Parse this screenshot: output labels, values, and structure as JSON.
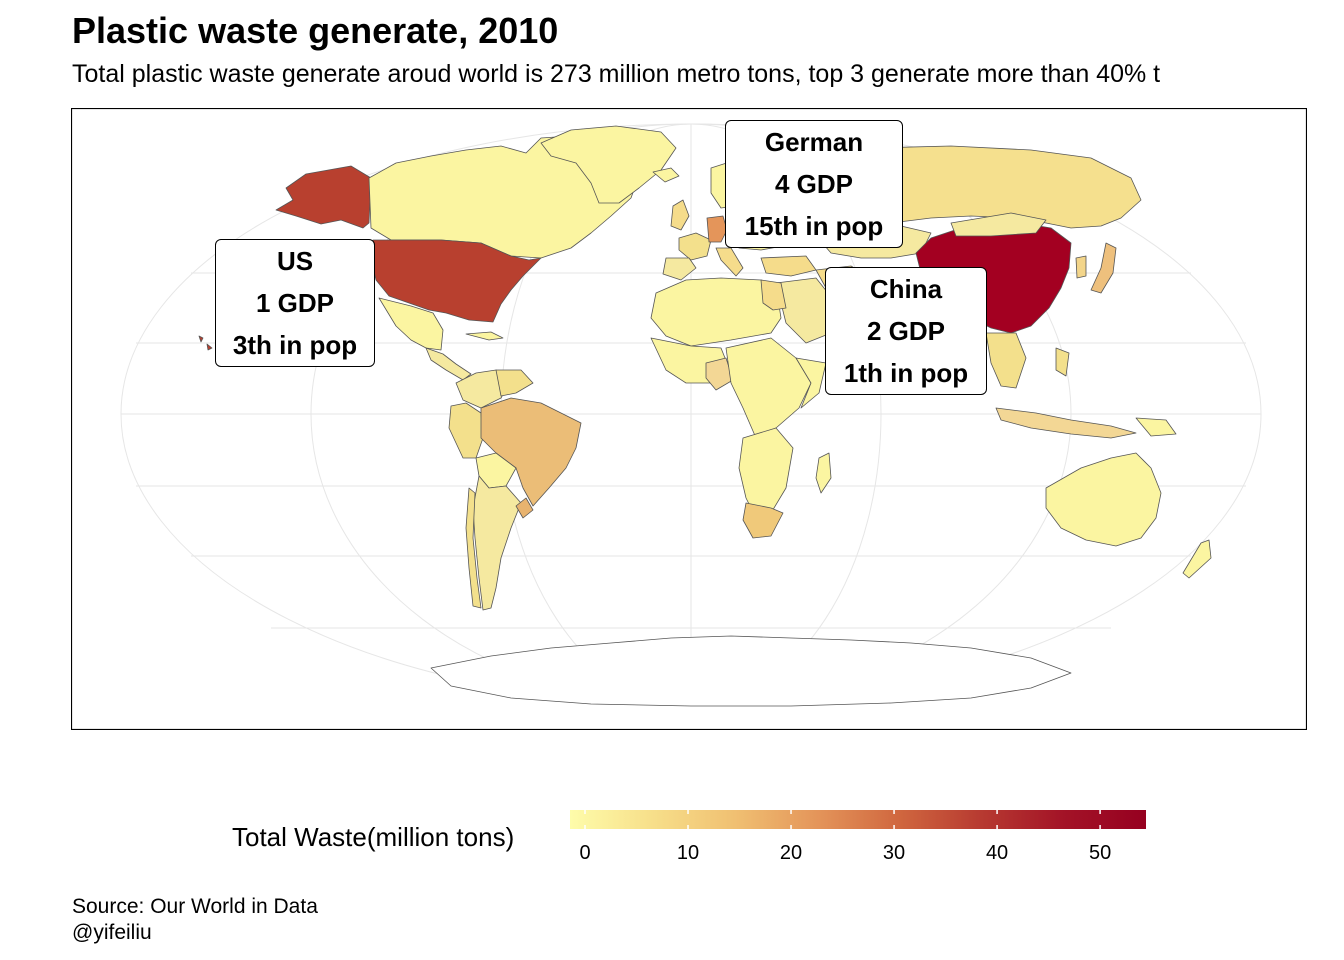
{
  "title": "Plastic waste generate, 2010",
  "subtitle": "Total plastic waste generate aroud world is 273 million metro tons, top 3 generate more than 40% t",
  "legend": {
    "title": "Total Waste(million tons)",
    "ticks": [
      "0",
      "10",
      "20",
      "30",
      "40",
      "50"
    ],
    "range": [
      0,
      53
    ],
    "colors": [
      "#fefcaa",
      "#f7df8a",
      "#f0c072",
      "#e4955a",
      "#d0673f",
      "#b73a31",
      "#a31327",
      "#960020"
    ]
  },
  "callouts": {
    "us": {
      "line1": "US",
      "line2": "1 GDP",
      "line3": "3th in pop"
    },
    "germany": {
      "line1": "German",
      "line2": "4 GDP",
      "line3": "15th in pop"
    },
    "china": {
      "line1": "China",
      "line2": "2 GDP",
      "line3": "1th in pop"
    }
  },
  "caption": {
    "source": "Source: Our World in Data",
    "author": "@yifeiliu"
  },
  "map_colors": {
    "china": "#a30021",
    "usa": "#b8402f",
    "germany": "#e4955a",
    "brazil": "#ebbd77",
    "russia": "#f5e08e",
    "low": "#fbf5a1",
    "mid": "#f5dc8b",
    "ocean": "#ffffff",
    "graticule": "#e6e6e6"
  }
}
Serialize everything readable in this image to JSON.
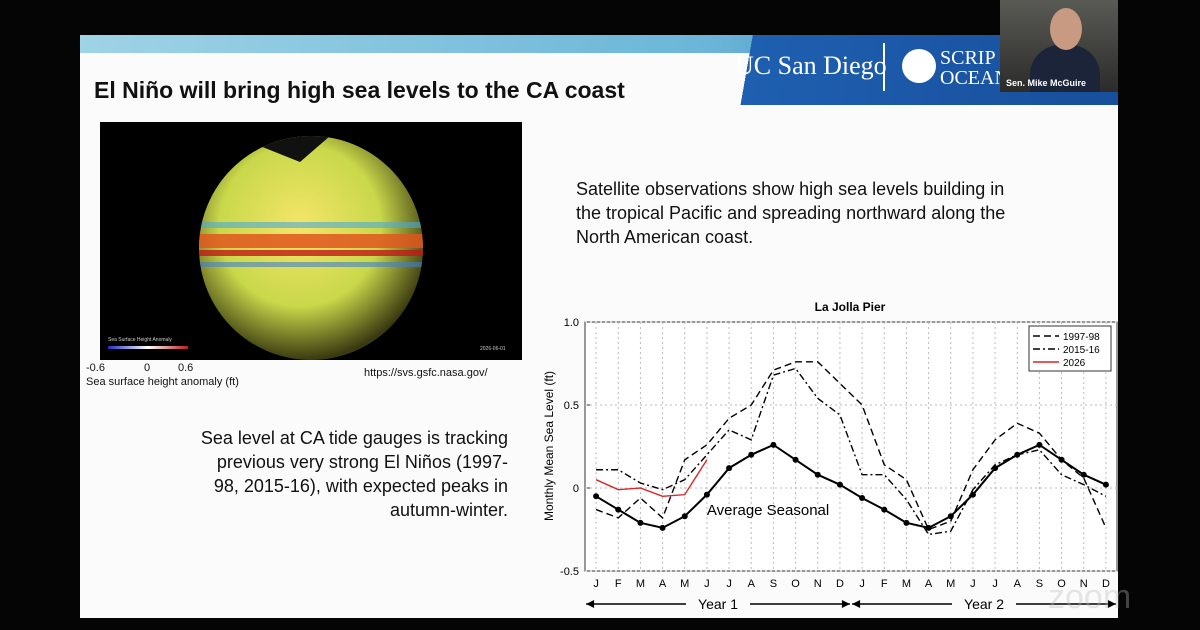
{
  "window": {
    "participant_name": "Sen. Mike McGuire",
    "watermark": "zoom"
  },
  "slide": {
    "title": "El Niño will bring high sea levels to the CA coast",
    "logos": [
      "UC San Diego",
      "SCRIP",
      "OCEAN"
    ],
    "image": {
      "colorbar_title": "Sea Surface Height Anomaly",
      "date": "2026-06-01",
      "colorbar_ticks": [
        "-0.6",
        "0",
        "0.6"
      ],
      "caption": "Sea surface height anomaly (ft)",
      "source": "https://svs.gsfc.nasa.gov/"
    },
    "text_right": [
      "Satellite observations show high sea levels building in",
      "the tropical Pacific and spreading northward along the",
      "North American coast."
    ],
    "text_left": [
      "Sea level at CA tide gauges is tracking",
      "previous very strong El Niños (1997-",
      "98, 2015-16), with expected peaks in",
      "autumn-winter."
    ]
  },
  "chart_data": {
    "type": "line",
    "title": "La Jolla Pier",
    "y_label": "Monthly Mean Sea Level (ft)",
    "categories": [
      "J",
      "F",
      "M",
      "A",
      "M",
      "J",
      "J",
      "A",
      "S",
      "O",
      "N",
      "D",
      "J",
      "F",
      "M",
      "A",
      "M",
      "J",
      "J",
      "A",
      "S",
      "O",
      "N",
      "D"
    ],
    "annotations": [
      "Year 1",
      "Year 2"
    ],
    "ylim": [
      -0.5,
      1.0
    ],
    "yticks": [
      {
        "value": 1.0,
        "label": "1.0"
      },
      0.5,
      0,
      -0.5
    ],
    "grid": true,
    "legend": "upper right",
    "series": [
      {
        "name": "Average Seasonal",
        "color": "#000000",
        "dash": "solid",
        "marker": "circle",
        "in_legend": false,
        "values": [
          -0.05,
          -0.13,
          -0.21,
          -0.24,
          -0.17,
          -0.04,
          0.12,
          0.2,
          0.26,
          0.17,
          0.08,
          0.02,
          -0.06,
          -0.13,
          -0.21,
          -0.24,
          -0.17,
          -0.04,
          0.12,
          0.2,
          0.26,
          0.17,
          0.08,
          0.02
        ]
      },
      {
        "name": "1997-98",
        "color": "#000000",
        "dash": "dashed",
        "values": [
          -0.13,
          -0.18,
          -0.06,
          -0.18,
          0.17,
          0.26,
          0.42,
          0.5,
          0.71,
          0.76,
          0.76,
          0.63,
          0.5,
          0.14,
          0.05,
          -0.25,
          -0.2,
          0.11,
          0.29,
          0.39,
          0.33,
          0.17,
          0.06,
          -0.24
        ]
      },
      {
        "name": "2015-16",
        "color": "#000000",
        "dash": "dashdot",
        "values": [
          0.11,
          0.11,
          0.03,
          -0.01,
          0.05,
          0.2,
          0.35,
          0.29,
          0.68,
          0.72,
          0.54,
          0.44,
          0.08,
          0.08,
          -0.07,
          -0.28,
          -0.26,
          -0.01,
          0.14,
          0.2,
          0.23,
          0.08,
          0.02,
          -0.05
        ]
      },
      {
        "name": "2026",
        "color": "#d62728",
        "dash": "solid",
        "values": [
          0.05,
          -0.01,
          0,
          -0.05,
          -0.04,
          0.17,
          null,
          null,
          null,
          null,
          null,
          null,
          null,
          null,
          null,
          null,
          null,
          null,
          null,
          null,
          null,
          null,
          null,
          null
        ]
      }
    ]
  }
}
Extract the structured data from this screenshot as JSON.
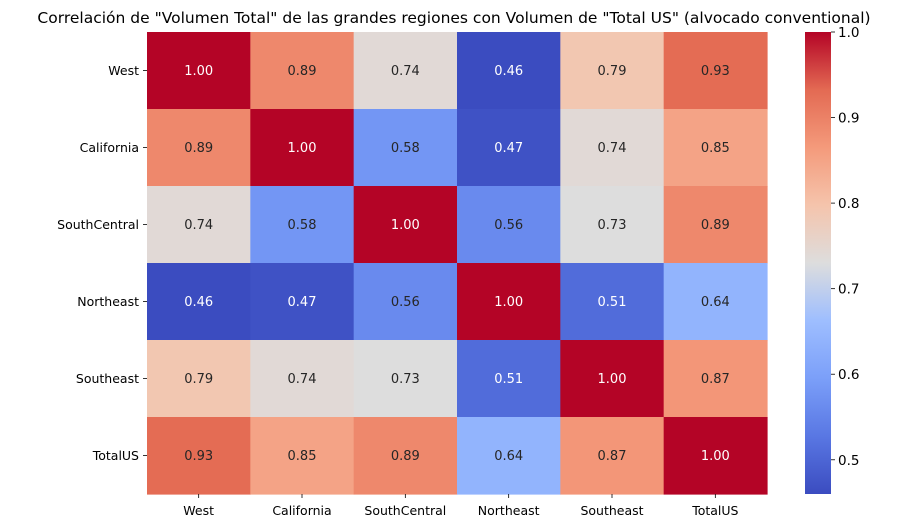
{
  "chart_data": {
    "type": "heatmap",
    "title": "Correlación de \"Volumen Total\" de las grandes regiones con Volumen de \"Total US\" (alvocado conventional)",
    "row_labels": [
      "West",
      "California",
      "SouthCentral",
      "Northeast",
      "Southeast",
      "TotalUS"
    ],
    "col_labels": [
      "West",
      "California",
      "SouthCentral",
      "Northeast",
      "Southeast",
      "TotalUS"
    ],
    "values": [
      [
        1.0,
        0.89,
        0.74,
        0.46,
        0.79,
        0.93
      ],
      [
        0.89,
        1.0,
        0.58,
        0.47,
        0.74,
        0.85
      ],
      [
        0.74,
        0.58,
        1.0,
        0.56,
        0.73,
        0.89
      ],
      [
        0.46,
        0.47,
        0.56,
        1.0,
        0.51,
        0.64
      ],
      [
        0.79,
        0.74,
        0.73,
        0.51,
        1.0,
        0.87
      ],
      [
        0.93,
        0.85,
        0.89,
        0.64,
        0.87,
        1.0
      ]
    ],
    "value_labels": [
      [
        "1.00",
        "0.89",
        "0.74",
        "0.46",
        "0.79",
        "0.93"
      ],
      [
        "0.89",
        "1.00",
        "0.58",
        "0.47",
        "0.74",
        "0.85"
      ],
      [
        "0.74",
        "0.58",
        "1.00",
        "0.56",
        "0.73",
        "0.89"
      ],
      [
        "0.46",
        "0.47",
        "0.56",
        "1.00",
        "0.51",
        "0.64"
      ],
      [
        "0.79",
        "0.74",
        "0.73",
        "0.51",
        "1.00",
        "0.87"
      ],
      [
        "0.93",
        "0.85",
        "0.89",
        "0.64",
        "0.87",
        "1.00"
      ]
    ],
    "colormap": "coolwarm",
    "color_range": [
      0.46,
      1.0
    ],
    "colorbar_ticks": [
      0.5,
      0.6,
      0.7,
      0.8,
      0.9,
      1.0
    ],
    "colorbar_tick_labels": [
      "0.5",
      "0.6",
      "0.7",
      "0.8",
      "0.9",
      "1.0"
    ],
    "legend_placement": "right",
    "grid": false
  }
}
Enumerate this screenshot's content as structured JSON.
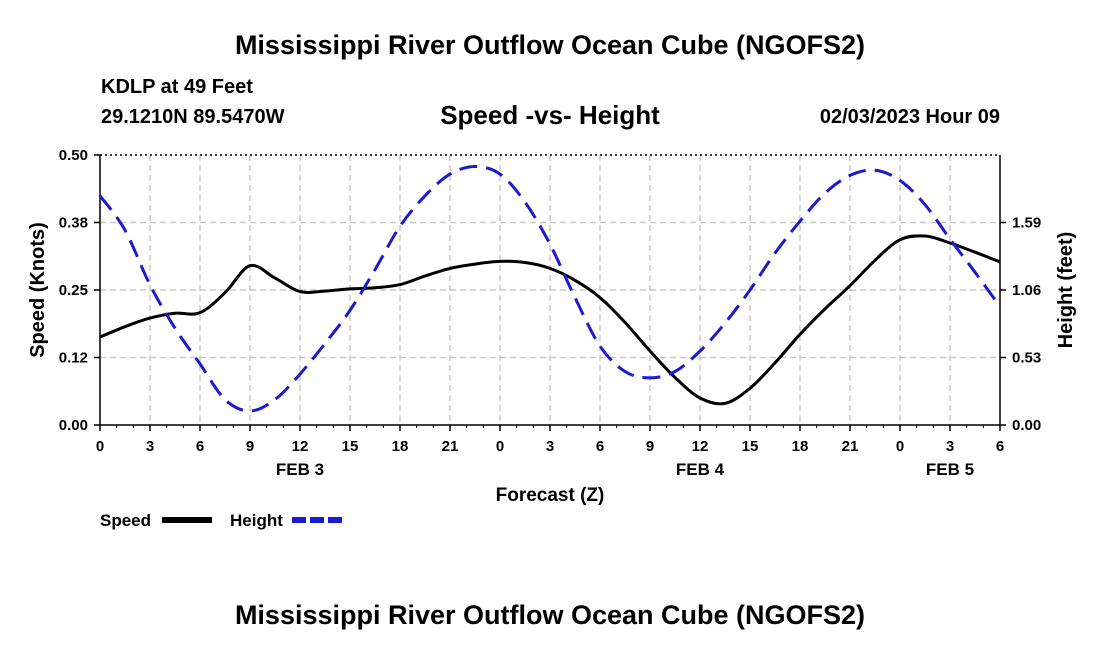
{
  "page": {
    "title_top": "Mississippi River Outflow Ocean Cube (NGOFS2)",
    "title_bottom": "Mississippi River Outflow Ocean Cube (NGOFS2)"
  },
  "header": {
    "station": "KDLP at 49 Feet",
    "coords": "29.1210N  89.5470W",
    "datetime": "02/03/2023 Hour 09"
  },
  "legend": {
    "speed_label": "Speed",
    "height_label": "Height"
  },
  "colors": {
    "speed": "#000000",
    "height": "#1a1ad0",
    "grid": "#c8c8c8"
  },
  "chart_data": {
    "type": "line",
    "title": "Speed -vs- Height",
    "xlabel": "Forecast (Z)",
    "ylabel": "Speed (Knots)",
    "ylabel_right": "Height (feet)",
    "xlim": [
      0,
      54
    ],
    "ylim": [
      0,
      0.5
    ],
    "ylim_right": [
      0,
      2.12
    ],
    "yticks": [
      0,
      0.125,
      0.25,
      0.375,
      0.5
    ],
    "ytick_labels": [
      "0.00",
      "0.12",
      "0.25",
      "0.38",
      "0.50"
    ],
    "yticks_right": [
      0,
      0.53,
      1.06,
      1.59
    ],
    "ytick_labels_right": [
      "0.00",
      "0.53",
      "1.06",
      "1.59"
    ],
    "x_hours": [
      0,
      3,
      6,
      9,
      12,
      15,
      18,
      21,
      24,
      27,
      30,
      33,
      36,
      39,
      42,
      45,
      48,
      51,
      54
    ],
    "xtick_labels": [
      "0",
      "3",
      "6",
      "9",
      "12",
      "15",
      "18",
      "21",
      "0",
      "3",
      "6",
      "9",
      "12",
      "15",
      "18",
      "21",
      "0",
      "3",
      "6"
    ],
    "date_labels": [
      {
        "x": 12,
        "label": "FEB 3"
      },
      {
        "x": 36,
        "label": "FEB 4"
      },
      {
        "x": 51,
        "label": "FEB 5"
      }
    ],
    "series": [
      {
        "name": "Speed",
        "axis": "left",
        "style": "solid",
        "x": [
          0,
          1.5,
          3,
          4.5,
          6,
          7.5,
          9,
          10.5,
          12,
          13.5,
          15,
          16.5,
          18,
          19.5,
          21,
          22.5,
          24,
          25.5,
          27,
          28.5,
          30,
          31.5,
          33,
          34.5,
          36,
          37.5,
          39,
          40.5,
          42,
          43.5,
          45,
          46.5,
          48,
          49.5,
          51,
          52.5,
          54
        ],
        "values": [
          0.163,
          0.182,
          0.198,
          0.207,
          0.208,
          0.245,
          0.295,
          0.272,
          0.247,
          0.248,
          0.252,
          0.254,
          0.26,
          0.276,
          0.29,
          0.298,
          0.303,
          0.301,
          0.29,
          0.268,
          0.236,
          0.19,
          0.137,
          0.088,
          0.05,
          0.04,
          0.068,
          0.115,
          0.168,
          0.215,
          0.258,
          0.305,
          0.343,
          0.35,
          0.337,
          0.32,
          0.302
        ]
      },
      {
        "name": "Height",
        "axis": "right",
        "style": "dashed",
        "x": [
          0,
          1.5,
          3,
          4.5,
          6,
          7.5,
          9,
          10.5,
          12,
          13.5,
          15,
          16.5,
          18,
          19.5,
          21,
          22.5,
          24,
          25.5,
          27,
          28.5,
          30,
          31.5,
          33,
          34.5,
          36,
          37.5,
          39,
          40.5,
          42,
          43.5,
          45,
          46.5,
          48,
          49.5,
          51,
          52.5,
          54
        ],
        "values": [
          1.8,
          1.53,
          1.1,
          0.76,
          0.48,
          0.2,
          0.11,
          0.2,
          0.4,
          0.64,
          0.9,
          1.22,
          1.56,
          1.8,
          1.97,
          2.03,
          1.97,
          1.75,
          1.42,
          1.0,
          0.62,
          0.42,
          0.37,
          0.42,
          0.58,
          0.8,
          1.06,
          1.35,
          1.6,
          1.82,
          1.96,
          2.0,
          1.92,
          1.73,
          1.46,
          1.2,
          0.93
        ]
      }
    ]
  }
}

### Directive
Set out every line from the material that contains the string "image".

### Right answer
Serialize everything readable in this image to JSON.
    "image": {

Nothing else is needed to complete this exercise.